→ **WHAT IS REQUIRED**
Print the entries below in their entirety, exactly as they are written.

^^^^^^^^

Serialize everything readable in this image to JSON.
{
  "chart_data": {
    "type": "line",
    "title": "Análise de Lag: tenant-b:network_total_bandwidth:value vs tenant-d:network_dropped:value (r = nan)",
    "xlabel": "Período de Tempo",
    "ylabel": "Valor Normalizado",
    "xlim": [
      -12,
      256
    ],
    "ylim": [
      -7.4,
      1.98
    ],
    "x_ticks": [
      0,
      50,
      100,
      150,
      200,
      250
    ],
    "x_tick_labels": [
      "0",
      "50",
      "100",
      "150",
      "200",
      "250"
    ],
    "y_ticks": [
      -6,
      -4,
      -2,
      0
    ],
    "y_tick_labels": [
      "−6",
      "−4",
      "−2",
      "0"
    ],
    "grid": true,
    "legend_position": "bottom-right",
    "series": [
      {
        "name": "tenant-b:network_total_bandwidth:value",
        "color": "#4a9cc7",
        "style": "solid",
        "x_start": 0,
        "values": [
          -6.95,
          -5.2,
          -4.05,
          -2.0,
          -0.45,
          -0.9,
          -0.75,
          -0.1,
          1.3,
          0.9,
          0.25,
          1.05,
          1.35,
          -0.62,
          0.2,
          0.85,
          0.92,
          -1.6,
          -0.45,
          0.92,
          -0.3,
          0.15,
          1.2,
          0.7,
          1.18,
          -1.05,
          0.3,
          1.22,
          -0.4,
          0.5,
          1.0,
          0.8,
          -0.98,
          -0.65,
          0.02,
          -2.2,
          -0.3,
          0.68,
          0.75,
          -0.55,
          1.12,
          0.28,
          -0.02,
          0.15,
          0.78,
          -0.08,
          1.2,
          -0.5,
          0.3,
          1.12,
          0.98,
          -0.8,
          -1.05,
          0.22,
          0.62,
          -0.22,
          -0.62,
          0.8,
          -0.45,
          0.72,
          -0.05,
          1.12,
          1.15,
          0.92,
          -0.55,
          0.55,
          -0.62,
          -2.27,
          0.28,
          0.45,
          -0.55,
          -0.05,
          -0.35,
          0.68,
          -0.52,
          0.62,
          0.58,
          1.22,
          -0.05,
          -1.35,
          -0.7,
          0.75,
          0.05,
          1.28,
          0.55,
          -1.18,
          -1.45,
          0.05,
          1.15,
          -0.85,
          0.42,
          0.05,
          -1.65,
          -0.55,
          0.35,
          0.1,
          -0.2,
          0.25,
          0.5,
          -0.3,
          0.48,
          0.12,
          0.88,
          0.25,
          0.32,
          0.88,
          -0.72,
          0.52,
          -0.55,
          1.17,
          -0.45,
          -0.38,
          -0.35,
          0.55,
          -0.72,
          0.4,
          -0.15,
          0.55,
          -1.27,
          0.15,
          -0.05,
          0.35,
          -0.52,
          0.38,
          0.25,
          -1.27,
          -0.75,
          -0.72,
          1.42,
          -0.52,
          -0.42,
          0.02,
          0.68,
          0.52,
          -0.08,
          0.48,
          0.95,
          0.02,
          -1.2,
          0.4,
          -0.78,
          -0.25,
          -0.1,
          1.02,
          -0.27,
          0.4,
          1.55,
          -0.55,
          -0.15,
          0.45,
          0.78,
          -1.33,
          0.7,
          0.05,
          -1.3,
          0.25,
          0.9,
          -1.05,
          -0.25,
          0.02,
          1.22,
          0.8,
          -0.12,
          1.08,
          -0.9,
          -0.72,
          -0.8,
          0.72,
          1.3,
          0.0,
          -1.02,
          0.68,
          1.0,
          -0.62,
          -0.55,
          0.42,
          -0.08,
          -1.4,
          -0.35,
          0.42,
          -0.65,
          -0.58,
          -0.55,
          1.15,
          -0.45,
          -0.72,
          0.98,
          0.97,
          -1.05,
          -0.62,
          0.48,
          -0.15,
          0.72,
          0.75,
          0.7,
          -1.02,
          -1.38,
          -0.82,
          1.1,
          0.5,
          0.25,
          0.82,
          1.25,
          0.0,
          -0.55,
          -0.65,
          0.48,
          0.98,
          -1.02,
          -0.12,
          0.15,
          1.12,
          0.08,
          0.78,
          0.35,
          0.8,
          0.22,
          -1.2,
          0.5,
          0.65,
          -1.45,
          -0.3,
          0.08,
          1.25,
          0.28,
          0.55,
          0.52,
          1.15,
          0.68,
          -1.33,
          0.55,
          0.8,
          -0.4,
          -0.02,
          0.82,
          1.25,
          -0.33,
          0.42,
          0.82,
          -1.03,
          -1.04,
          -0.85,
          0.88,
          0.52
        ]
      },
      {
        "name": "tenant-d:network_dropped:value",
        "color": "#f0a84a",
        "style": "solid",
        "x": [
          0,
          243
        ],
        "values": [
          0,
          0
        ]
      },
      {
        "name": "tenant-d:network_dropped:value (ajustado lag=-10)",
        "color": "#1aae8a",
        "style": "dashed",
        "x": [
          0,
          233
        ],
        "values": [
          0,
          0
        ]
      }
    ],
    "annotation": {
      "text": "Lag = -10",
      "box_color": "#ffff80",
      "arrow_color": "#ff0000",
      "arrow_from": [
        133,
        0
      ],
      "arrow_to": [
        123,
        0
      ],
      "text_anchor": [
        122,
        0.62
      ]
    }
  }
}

^^^^^^^^

→ **ANSWER TO THE TASK**
Serialize everything readable in this image to JSON.
{
  "chart_data": {
    "type": "line",
    "title": "Análise de Lag: tenant-b:network_total_bandwidth:value vs tenant-d:network_dropped:value (r = nan)",
    "xlabel": "Período de Tempo",
    "ylabel": "Valor Normalizado",
    "xlim": [
      -12,
      256
    ],
    "ylim": [
      -7.4,
      1.98
    ],
    "x_ticks": [
      0,
      50,
      100,
      150,
      200,
      250
    ],
    "x_tick_labels": [
      "0",
      "50",
      "100",
      "150",
      "200",
      "250"
    ],
    "y_ticks": [
      -6,
      -4,
      -2,
      0
    ],
    "y_tick_labels": [
      "−6",
      "−4",
      "−2",
      "0"
    ],
    "grid": true,
    "legend_position": "bottom-right",
    "series": [
      {
        "name": "tenant-b:network_total_bandwidth:value",
        "color": "#4a9cc7",
        "style": "solid",
        "x_start": 0,
        "values": [
          -6.95,
          -5.2,
          -4.05,
          -2.0,
          -0.45,
          -0.9,
          -0.75,
          -0.1,
          1.3,
          0.9,
          0.25,
          1.05,
          1.35,
          -0.62,
          0.2,
          0.85,
          0.92,
          -1.6,
          -0.45,
          0.92,
          -0.3,
          0.15,
          1.2,
          0.7,
          1.18,
          -1.05,
          0.3,
          1.22,
          -0.4,
          0.5,
          1.0,
          0.8,
          -0.98,
          -0.65,
          0.02,
          -2.2,
          -0.3,
          0.68,
          0.75,
          -0.55,
          1.12,
          0.28,
          -0.02,
          0.15,
          0.78,
          -0.08,
          1.2,
          -0.5,
          0.3,
          1.12,
          0.98,
          -0.8,
          -1.05,
          0.22,
          0.62,
          -0.22,
          -0.62,
          0.8,
          -0.45,
          0.72,
          -0.05,
          1.12,
          1.15,
          0.92,
          -0.55,
          0.55,
          -0.62,
          -2.27,
          0.28,
          0.45,
          -0.55,
          -0.05,
          -0.35,
          0.68,
          -0.52,
          0.62,
          0.58,
          1.22,
          -0.05,
          -1.35,
          -0.7,
          0.75,
          0.05,
          1.28,
          0.55,
          -1.18,
          -1.45,
          0.05,
          1.15,
          -0.85,
          0.42,
          0.05,
          -1.65,
          -0.55,
          0.35,
          0.1,
          -0.2,
          0.25,
          0.5,
          -0.3,
          0.48,
          0.12,
          0.88,
          0.25,
          0.32,
          0.88,
          -0.72,
          0.52,
          -0.55,
          1.17,
          -0.45,
          -0.38,
          -0.35,
          0.55,
          -0.72,
          0.4,
          -0.15,
          0.55,
          -1.27,
          0.15,
          -0.05,
          0.35,
          -0.52,
          0.38,
          0.25,
          -1.27,
          -0.75,
          -0.72,
          1.42,
          -0.52,
          -0.42,
          0.02,
          0.68,
          0.52,
          -0.08,
          0.48,
          0.95,
          0.02,
          -1.2,
          0.4,
          -0.78,
          -0.25,
          -0.1,
          1.02,
          -0.27,
          0.4,
          1.55,
          -0.55,
          -0.15,
          0.45,
          0.78,
          -1.33,
          0.7,
          0.05,
          -1.3,
          0.25,
          0.9,
          -1.05,
          -0.25,
          0.02,
          1.22,
          0.8,
          -0.12,
          1.08,
          -0.9,
          -0.72,
          -0.8,
          0.72,
          1.3,
          0.0,
          -1.02,
          0.68,
          1.0,
          -0.62,
          -0.55,
          0.42,
          -0.08,
          -1.4,
          -0.35,
          0.42,
          -0.65,
          -0.58,
          -0.55,
          1.15,
          -0.45,
          -0.72,
          0.98,
          0.97,
          -1.05,
          -0.62,
          0.48,
          -0.15,
          0.72,
          0.75,
          0.7,
          -1.02,
          -1.38,
          -0.82,
          1.1,
          0.5,
          0.25,
          0.82,
          1.25,
          0.0,
          -0.55,
          -0.65,
          0.48,
          0.98,
          -1.02,
          -0.12,
          0.15,
          1.12,
          0.08,
          0.78,
          0.35,
          0.8,
          0.22,
          -1.2,
          0.5,
          0.65,
          -1.45,
          -0.3,
          0.08,
          1.25,
          0.28,
          0.55,
          0.52,
          1.15,
          0.68,
          -1.33,
          0.55,
          0.8,
          -0.4,
          -0.02,
          0.82,
          1.25,
          -0.33,
          0.42,
          0.82,
          -1.03,
          -1.04,
          -0.85,
          0.88,
          0.52
        ]
      },
      {
        "name": "tenant-d:network_dropped:value",
        "color": "#f0a84a",
        "style": "solid",
        "x": [
          0,
          243
        ],
        "values": [
          0,
          0
        ]
      },
      {
        "name": "tenant-d:network_dropped:value (ajustado lag=-10)",
        "color": "#1aae8a",
        "style": "dashed",
        "x": [
          0,
          233
        ],
        "values": [
          0,
          0
        ]
      }
    ],
    "annotation": {
      "text": "Lag = -10",
      "box_color": "#ffff80",
      "arrow_color": "#ff0000",
      "arrow_from": [
        133,
        0
      ],
      "arrow_to": [
        123,
        0
      ],
      "text_anchor": [
        122,
        0.62
      ]
    }
  }
}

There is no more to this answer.